Figure collection entries:
—————

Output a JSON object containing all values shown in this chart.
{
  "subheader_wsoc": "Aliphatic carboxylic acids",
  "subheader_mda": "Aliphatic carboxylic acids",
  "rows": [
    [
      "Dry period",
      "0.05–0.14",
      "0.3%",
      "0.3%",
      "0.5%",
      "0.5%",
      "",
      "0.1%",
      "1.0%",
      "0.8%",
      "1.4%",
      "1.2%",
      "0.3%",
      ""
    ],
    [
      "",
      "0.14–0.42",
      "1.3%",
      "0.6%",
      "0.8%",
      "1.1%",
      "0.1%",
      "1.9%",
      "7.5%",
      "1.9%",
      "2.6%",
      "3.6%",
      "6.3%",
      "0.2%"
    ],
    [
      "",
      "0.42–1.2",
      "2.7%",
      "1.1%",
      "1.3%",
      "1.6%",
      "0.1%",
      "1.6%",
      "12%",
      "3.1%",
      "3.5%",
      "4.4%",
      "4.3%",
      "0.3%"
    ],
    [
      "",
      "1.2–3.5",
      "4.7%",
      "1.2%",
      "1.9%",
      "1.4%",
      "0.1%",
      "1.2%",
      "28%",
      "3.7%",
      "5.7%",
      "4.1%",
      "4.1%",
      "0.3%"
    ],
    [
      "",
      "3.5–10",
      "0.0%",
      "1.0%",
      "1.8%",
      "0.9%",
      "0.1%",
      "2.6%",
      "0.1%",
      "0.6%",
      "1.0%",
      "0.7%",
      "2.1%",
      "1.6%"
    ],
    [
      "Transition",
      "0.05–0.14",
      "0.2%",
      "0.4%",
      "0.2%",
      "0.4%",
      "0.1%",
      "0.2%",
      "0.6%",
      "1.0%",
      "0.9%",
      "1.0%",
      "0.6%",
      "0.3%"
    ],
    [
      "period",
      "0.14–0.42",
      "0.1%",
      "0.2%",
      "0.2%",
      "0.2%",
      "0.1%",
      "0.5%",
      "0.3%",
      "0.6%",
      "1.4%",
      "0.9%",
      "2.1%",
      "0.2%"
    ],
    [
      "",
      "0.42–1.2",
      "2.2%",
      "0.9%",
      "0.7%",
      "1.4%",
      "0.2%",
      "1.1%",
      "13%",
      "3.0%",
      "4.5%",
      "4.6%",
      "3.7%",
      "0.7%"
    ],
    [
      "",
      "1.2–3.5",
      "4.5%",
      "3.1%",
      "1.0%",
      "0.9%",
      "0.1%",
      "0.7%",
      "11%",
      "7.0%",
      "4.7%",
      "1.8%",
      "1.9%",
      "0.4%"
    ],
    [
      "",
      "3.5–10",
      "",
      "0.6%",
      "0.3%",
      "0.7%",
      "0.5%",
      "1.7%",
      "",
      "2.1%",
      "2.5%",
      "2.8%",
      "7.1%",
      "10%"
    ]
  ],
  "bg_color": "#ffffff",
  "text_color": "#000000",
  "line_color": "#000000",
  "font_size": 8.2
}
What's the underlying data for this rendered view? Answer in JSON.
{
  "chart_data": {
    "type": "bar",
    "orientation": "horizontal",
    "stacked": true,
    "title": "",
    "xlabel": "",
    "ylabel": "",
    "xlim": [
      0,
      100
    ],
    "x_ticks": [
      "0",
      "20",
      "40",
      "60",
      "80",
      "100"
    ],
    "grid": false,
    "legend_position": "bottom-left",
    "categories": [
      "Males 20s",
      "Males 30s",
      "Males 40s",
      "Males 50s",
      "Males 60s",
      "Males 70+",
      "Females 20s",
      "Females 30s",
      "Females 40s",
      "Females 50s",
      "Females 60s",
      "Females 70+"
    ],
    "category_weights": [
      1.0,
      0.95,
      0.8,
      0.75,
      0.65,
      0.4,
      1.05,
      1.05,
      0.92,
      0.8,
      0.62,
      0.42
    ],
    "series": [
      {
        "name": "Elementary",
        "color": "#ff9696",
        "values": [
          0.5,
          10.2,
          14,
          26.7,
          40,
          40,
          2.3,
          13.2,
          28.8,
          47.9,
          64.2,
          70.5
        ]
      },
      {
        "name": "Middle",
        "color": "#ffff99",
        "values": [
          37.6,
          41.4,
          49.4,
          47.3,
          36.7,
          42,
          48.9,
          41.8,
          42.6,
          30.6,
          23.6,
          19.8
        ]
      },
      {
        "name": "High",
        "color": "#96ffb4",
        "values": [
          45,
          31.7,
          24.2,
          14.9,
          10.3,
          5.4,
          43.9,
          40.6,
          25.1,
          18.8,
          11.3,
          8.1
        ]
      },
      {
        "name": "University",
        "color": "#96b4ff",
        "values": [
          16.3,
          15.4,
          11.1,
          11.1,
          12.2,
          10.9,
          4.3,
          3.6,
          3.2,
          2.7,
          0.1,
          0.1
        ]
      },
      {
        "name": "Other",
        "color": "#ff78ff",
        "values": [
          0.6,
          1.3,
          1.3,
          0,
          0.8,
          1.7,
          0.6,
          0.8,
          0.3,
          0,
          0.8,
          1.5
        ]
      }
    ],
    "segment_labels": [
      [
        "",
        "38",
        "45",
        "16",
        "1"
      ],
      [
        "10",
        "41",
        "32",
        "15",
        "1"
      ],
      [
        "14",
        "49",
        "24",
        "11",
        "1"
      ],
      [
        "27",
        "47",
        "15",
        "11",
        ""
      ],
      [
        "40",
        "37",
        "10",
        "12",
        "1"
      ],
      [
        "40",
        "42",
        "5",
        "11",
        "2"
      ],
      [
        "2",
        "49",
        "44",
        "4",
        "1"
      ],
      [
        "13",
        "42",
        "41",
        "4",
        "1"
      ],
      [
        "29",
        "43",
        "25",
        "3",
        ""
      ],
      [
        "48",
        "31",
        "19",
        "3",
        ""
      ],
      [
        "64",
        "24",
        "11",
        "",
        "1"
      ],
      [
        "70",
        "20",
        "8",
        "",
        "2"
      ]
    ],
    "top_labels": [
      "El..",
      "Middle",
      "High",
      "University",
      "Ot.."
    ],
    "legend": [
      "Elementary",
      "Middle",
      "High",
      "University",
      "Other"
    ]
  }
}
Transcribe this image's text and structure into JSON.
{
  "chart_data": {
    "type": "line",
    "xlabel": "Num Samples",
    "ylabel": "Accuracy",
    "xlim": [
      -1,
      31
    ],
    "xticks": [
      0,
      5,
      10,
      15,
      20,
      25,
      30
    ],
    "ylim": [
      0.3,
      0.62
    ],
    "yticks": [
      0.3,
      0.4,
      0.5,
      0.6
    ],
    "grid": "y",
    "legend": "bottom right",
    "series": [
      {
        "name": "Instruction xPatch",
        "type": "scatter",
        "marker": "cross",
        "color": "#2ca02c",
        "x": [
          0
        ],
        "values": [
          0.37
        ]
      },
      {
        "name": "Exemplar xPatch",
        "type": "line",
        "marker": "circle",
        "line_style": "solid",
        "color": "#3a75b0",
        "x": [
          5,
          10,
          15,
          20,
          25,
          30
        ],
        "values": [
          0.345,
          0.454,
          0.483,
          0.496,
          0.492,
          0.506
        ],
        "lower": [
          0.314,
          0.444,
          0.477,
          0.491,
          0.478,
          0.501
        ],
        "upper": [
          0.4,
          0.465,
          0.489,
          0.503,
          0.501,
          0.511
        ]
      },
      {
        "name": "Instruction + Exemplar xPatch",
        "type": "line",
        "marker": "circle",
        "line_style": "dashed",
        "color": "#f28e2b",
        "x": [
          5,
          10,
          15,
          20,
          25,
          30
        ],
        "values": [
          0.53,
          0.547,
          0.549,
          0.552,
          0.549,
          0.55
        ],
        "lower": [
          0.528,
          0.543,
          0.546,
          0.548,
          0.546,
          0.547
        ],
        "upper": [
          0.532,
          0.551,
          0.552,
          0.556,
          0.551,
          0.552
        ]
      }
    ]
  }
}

—————

• [What needs to be done]: Give an exact copy of all the data shown above.

• [Finished exercise]:
Output a JSON object containing all values shown in this chart.
{
  "subheader_wsoc": "Aliphatic carboxylic acids",
  "subheader_mda": "Aliphatic carboxylic acids",
  "rows": [
    [
      "Dry period",
      "0.05–0.14",
      "0.3%",
      "0.3%",
      "0.5%",
      "0.5%",
      "",
      "0.1%",
      "1.0%",
      "0.8%",
      "1.4%",
      "1.2%",
      "0.3%",
      ""
    ],
    [
      "",
      "0.14–0.42",
      "1.3%",
      "0.6%",
      "0.8%",
      "1.1%",
      "0.1%",
      "1.9%",
      "7.5%",
      "1.9%",
      "2.6%",
      "3.6%",
      "6.3%",
      "0.2%"
    ],
    [
      "",
      "0.42–1.2",
      "2.7%",
      "1.1%",
      "1.3%",
      "1.6%",
      "0.1%",
      "1.6%",
      "12%",
      "3.1%",
      "3.5%",
      "4.4%",
      "4.3%",
      "0.3%"
    ],
    [
      "",
      "1.2–3.5",
      "4.7%",
      "1.2%",
      "1.9%",
      "1.4%",
      "0.1%",
      "1.2%",
      "28%",
      "3.7%",
      "5.7%",
      "4.1%",
      "4.1%",
      "0.3%"
    ],
    [
      "",
      "3.5–10",
      "0.0%",
      "1.0%",
      "1.8%",
      "0.9%",
      "0.1%",
      "2.6%",
      "0.1%",
      "0.6%",
      "1.0%",
      "0.7%",
      "2.1%",
      "1.6%"
    ],
    [
      "Transition",
      "0.05–0.14",
      "0.2%",
      "0.4%",
      "0.2%",
      "0.4%",
      "0.1%",
      "0.2%",
      "0.6%",
      "1.0%",
      "0.9%",
      "1.0%",
      "0.6%",
      "0.3%"
    ],
    [
      "period",
      "0.14–0.42",
      "0.1%",
      "0.2%",
      "0.2%",
      "0.2%",
      "0.1%",
      "0.5%",
      "0.3%",
      "0.6%",
      "1.4%",
      "0.9%",
      "2.1%",
      "0.2%"
    ],
    [
      "",
      "0.42–1.2",
      "2.2%",
      "0.9%",
      "0.7%",
      "1.4%",
      "0.2%",
      "1.1%",
      "13%",
      "3.0%",
      "4.5%",
      "4.6%",
      "3.7%",
      "0.7%"
    ],
    [
      "",
      "1.2–3.5",
      "4.5%",
      "3.1%",
      "1.0%",
      "0.9%",
      "0.1%",
      "0.7%",
      "11%",
      "7.0%",
      "4.7%",
      "1.8%",
      "1.9%",
      "0.4%"
    ],
    [
      "",
      "3.5–10",
      "",
      "0.6%",
      "0.3%",
      "0.7%",
      "0.5%",
      "1.7%",
      "",
      "2.1%",
      "2.5%",
      "2.8%",
      "7.1%",
      "10%"
    ]
  ],
  "bg_color": "#ffffff",
  "text_color": "#000000",
  "line_color": "#000000",
  "font_size": 8.2
}
What's the underlying data for this rendered view? Answer in JSON.
{
  "chart_data": {
    "type": "bar",
    "orientation": "horizontal",
    "stacked": true,
    "title": "",
    "xlabel": "",
    "ylabel": "",
    "xlim": [
      0,
      100
    ],
    "x_ticks": [
      "0",
      "20",
      "40",
      "60",
      "80",
      "100"
    ],
    "grid": false,
    "legend_position": "bottom-left",
    "categories": [
      "Males 20s",
      "Males 30s",
      "Males 40s",
      "Males 50s",
      "Males 60s",
      "Males 70+",
      "Females 20s",
      "Females 30s",
      "Females 40s",
      "Females 50s",
      "Females 60s",
      "Females 70+"
    ],
    "category_weights": [
      1.0,
      0.95,
      0.8,
      0.75,
      0.65,
      0.4,
      1.05,
      1.05,
      0.92,
      0.8,
      0.62,
      0.42
    ],
    "series": [
      {
        "name": "Elementary",
        "color": "#ff9696",
        "values": [
          0.5,
          10.2,
          14,
          26.7,
          40,
          40,
          2.3,
          13.2,
          28.8,
          47.9,
          64.2,
          70.5
        ]
      },
      {
        "name": "Middle",
        "color": "#ffff99",
        "values": [
          37.6,
          41.4,
          49.4,
          47.3,
          36.7,
          42,
          48.9,
          41.8,
          42.6,
          30.6,
          23.6,
          19.8
        ]
      },
      {
        "name": "High",
        "color": "#96ffb4",
        "values": [
          45,
          31.7,
          24.2,
          14.9,
          10.3,
          5.4,
          43.9,
          40.6,
          25.1,
          18.8,
          11.3,
          8.1
        ]
      },
      {
        "name": "University",
        "color": "#96b4ff",
        "values": [
          16.3,
          15.4,
          11.1,
          11.1,
          12.2,
          10.9,
          4.3,
          3.6,
          3.2,
          2.7,
          0.1,
          0.1
        ]
      },
      {
        "name": "Other",
        "color": "#ff78ff",
        "values": [
          0.6,
          1.3,
          1.3,
          0,
          0.8,
          1.7,
          0.6,
          0.8,
          0.3,
          0,
          0.8,
          1.5
        ]
      }
    ],
    "segment_labels": [
      [
        "",
        "38",
        "45",
        "16",
        "1"
      ],
      [
        "10",
        "41",
        "32",
        "15",
        "1"
      ],
      [
        "14",
        "49",
        "24",
        "11",
        "1"
      ],
      [
        "27",
        "47",
        "15",
        "11",
        ""
      ],
      [
        "40",
        "37",
        "10",
        "12",
        "1"
      ],
      [
        "40",
        "42",
        "5",
        "11",
        "2"
      ],
      [
        "2",
        "49",
        "44",
        "4",
        "1"
      ],
      [
        "13",
        "42",
        "41",
        "4",
        "1"
      ],
      [
        "29",
        "43",
        "25",
        "3",
        ""
      ],
      [
        "48",
        "31",
        "19",
        "3",
        ""
      ],
      [
        "64",
        "24",
        "11",
        "",
        "1"
      ],
      [
        "70",
        "20",
        "8",
        "",
        "2"
      ]
    ],
    "top_labels": [
      "El..",
      "Middle",
      "High",
      "University",
      "Ot.."
    ],
    "legend": [
      "Elementary",
      "Middle",
      "High",
      "University",
      "Other"
    ]
  }
}
Transcribe this image's text and structure into JSON.
{
  "chart_data": {
    "type": "line",
    "xlabel": "Num Samples",
    "ylabel": "Accuracy",
    "xlim": [
      -1,
      31
    ],
    "xticks": [
      0,
      5,
      10,
      15,
      20,
      25,
      30
    ],
    "ylim": [
      0.3,
      0.62
    ],
    "yticks": [
      0.3,
      0.4,
      0.5,
      0.6
    ],
    "grid": "y",
    "legend": "bottom right",
    "series": [
      {
        "name": "Instruction xPatch",
        "type": "scatter",
        "marker": "cross",
        "color": "#2ca02c",
        "x": [
          0
        ],
        "values": [
          0.37
        ]
      },
      {
        "name": "Exemplar xPatch",
        "type": "line",
        "marker": "circle",
        "line_style": "solid",
        "color": "#3a75b0",
        "x": [
          5,
          10,
          15,
          20,
          25,
          30
        ],
        "values": [
          0.345,
          0.454,
          0.483,
          0.496,
          0.492,
          0.506
        ],
        "lower": [
          0.314,
          0.444,
          0.477,
          0.491,
          0.478,
          0.501
        ],
        "upper": [
          0.4,
          0.465,
          0.489,
          0.503,
          0.501,
          0.511
        ]
      },
      {
        "name": "Instruction + Exemplar xPatch",
        "type": "line",
        "marker": "circle",
        "line_style": "dashed",
        "color": "#f28e2b",
        "x": [
          5,
          10,
          15,
          20,
          25,
          30
        ],
        "values": [
          0.53,
          0.547,
          0.549,
          0.552,
          0.549,
          0.55
        ],
        "lower": [
          0.528,
          0.543,
          0.546,
          0.548,
          0.546,
          0.547
        ],
        "upper": [
          0.532,
          0.551,
          0.552,
          0.556,
          0.551,
          0.552
        ]
      }
    ]
  }
}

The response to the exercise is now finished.